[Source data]
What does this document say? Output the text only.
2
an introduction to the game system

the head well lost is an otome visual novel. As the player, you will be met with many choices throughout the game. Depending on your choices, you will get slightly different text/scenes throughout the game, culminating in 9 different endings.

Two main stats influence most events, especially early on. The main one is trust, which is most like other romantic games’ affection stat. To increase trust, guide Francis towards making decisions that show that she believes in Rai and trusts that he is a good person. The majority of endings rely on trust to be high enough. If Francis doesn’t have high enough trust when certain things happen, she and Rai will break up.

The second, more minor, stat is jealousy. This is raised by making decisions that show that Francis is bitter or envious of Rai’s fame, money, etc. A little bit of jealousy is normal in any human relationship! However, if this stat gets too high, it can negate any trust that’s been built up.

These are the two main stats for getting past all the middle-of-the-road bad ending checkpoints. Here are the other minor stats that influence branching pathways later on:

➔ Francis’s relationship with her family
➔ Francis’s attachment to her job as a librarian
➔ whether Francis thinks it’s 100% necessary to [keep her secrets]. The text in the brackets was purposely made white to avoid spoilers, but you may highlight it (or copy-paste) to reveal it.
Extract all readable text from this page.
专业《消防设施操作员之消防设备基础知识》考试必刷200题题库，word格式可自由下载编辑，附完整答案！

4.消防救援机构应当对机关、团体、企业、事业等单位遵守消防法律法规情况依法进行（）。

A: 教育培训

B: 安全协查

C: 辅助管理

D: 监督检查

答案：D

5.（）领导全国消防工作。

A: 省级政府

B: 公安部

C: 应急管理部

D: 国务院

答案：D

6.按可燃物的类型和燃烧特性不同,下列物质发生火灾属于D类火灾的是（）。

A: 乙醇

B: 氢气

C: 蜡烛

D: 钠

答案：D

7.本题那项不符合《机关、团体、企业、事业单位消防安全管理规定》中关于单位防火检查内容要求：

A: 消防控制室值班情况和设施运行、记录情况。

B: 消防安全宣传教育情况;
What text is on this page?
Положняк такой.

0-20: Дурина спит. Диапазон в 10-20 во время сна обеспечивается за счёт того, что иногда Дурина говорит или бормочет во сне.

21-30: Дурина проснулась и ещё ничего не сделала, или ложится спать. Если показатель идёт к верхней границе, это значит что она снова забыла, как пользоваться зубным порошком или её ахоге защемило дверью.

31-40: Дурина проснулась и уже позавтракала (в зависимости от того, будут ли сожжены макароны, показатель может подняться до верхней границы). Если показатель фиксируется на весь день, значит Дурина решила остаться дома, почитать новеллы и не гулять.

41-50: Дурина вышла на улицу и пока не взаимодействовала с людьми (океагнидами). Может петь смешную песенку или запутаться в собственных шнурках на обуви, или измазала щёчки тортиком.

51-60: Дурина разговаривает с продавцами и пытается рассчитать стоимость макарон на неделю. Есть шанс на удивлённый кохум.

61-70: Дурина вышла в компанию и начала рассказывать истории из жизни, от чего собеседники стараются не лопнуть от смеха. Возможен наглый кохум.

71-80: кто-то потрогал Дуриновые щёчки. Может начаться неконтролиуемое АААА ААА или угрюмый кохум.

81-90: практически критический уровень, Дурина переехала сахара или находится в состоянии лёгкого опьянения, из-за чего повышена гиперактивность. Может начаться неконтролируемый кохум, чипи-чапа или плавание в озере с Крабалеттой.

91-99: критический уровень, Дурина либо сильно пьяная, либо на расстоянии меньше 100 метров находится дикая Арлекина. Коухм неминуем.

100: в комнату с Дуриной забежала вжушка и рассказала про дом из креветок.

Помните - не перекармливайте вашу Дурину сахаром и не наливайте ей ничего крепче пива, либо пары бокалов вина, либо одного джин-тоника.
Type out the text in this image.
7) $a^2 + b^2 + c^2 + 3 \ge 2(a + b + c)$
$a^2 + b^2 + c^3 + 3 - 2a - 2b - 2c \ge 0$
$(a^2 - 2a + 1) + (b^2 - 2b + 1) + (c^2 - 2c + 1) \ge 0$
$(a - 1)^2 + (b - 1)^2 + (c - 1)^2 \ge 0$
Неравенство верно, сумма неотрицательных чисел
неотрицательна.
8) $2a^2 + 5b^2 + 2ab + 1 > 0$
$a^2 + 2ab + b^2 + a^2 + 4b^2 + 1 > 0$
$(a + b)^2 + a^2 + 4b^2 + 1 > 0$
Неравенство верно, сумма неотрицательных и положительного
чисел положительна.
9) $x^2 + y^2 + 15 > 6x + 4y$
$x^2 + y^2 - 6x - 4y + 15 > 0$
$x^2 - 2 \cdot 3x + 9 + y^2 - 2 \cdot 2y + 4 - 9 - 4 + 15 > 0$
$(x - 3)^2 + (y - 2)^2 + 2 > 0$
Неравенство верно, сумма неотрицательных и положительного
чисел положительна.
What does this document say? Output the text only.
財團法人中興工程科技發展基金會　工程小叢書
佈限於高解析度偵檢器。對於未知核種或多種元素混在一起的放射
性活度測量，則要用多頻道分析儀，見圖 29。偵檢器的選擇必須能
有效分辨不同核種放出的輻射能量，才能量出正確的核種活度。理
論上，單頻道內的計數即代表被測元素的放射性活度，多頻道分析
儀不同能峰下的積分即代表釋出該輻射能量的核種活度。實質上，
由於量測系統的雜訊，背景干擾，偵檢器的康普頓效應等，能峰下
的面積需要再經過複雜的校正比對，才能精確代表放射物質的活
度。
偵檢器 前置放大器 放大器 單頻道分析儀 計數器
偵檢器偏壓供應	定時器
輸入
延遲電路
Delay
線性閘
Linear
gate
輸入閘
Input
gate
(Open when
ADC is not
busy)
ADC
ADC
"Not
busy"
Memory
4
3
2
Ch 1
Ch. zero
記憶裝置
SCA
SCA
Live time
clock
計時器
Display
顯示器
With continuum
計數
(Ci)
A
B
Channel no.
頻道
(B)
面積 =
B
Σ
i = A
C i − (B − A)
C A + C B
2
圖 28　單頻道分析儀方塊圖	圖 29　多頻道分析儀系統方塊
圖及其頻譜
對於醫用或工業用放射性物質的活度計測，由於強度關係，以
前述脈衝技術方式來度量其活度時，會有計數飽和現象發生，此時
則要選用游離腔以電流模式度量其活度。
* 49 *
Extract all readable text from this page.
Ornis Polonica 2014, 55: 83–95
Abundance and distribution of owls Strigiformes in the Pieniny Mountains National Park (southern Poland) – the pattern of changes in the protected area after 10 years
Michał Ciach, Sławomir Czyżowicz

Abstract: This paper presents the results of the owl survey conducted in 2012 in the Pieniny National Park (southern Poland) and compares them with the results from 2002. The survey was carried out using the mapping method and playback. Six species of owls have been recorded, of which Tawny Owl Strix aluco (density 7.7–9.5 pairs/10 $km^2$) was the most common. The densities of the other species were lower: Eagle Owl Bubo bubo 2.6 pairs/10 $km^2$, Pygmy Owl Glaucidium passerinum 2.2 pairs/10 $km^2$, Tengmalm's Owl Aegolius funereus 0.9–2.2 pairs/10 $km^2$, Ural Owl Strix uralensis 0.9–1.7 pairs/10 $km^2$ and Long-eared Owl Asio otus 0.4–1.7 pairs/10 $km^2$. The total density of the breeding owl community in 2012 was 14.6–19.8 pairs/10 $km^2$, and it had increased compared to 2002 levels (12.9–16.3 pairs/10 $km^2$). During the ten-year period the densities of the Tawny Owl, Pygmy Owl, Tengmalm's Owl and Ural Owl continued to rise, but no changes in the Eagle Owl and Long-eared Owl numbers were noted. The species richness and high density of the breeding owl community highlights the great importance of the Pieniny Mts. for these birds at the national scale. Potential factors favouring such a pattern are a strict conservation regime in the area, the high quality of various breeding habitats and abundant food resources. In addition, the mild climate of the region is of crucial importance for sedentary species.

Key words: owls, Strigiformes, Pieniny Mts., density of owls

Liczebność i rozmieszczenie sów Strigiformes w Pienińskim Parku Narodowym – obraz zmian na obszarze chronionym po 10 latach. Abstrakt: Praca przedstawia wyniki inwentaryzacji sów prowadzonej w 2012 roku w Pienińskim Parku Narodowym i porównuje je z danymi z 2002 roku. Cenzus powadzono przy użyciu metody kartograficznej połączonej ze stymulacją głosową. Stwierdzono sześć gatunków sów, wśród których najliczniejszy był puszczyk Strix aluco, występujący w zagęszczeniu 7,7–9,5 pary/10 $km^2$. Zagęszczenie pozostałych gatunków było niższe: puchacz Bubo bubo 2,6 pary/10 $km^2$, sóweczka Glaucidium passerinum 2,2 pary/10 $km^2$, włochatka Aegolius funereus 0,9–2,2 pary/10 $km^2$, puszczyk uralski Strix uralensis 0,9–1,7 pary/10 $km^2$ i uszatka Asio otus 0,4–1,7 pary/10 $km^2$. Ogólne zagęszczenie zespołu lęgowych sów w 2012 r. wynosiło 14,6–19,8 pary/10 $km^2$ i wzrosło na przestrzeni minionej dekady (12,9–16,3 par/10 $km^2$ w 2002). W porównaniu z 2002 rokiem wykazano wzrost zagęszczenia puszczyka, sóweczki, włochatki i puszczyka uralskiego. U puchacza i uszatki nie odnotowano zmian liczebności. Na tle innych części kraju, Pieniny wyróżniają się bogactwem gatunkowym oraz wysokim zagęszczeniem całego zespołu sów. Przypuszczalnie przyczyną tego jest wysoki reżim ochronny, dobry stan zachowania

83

- DESCRIPTION OF THE TASK
For the data above, state how many lines contain "decisions"; the number is the whole answer.

- FULL RESPONSE
2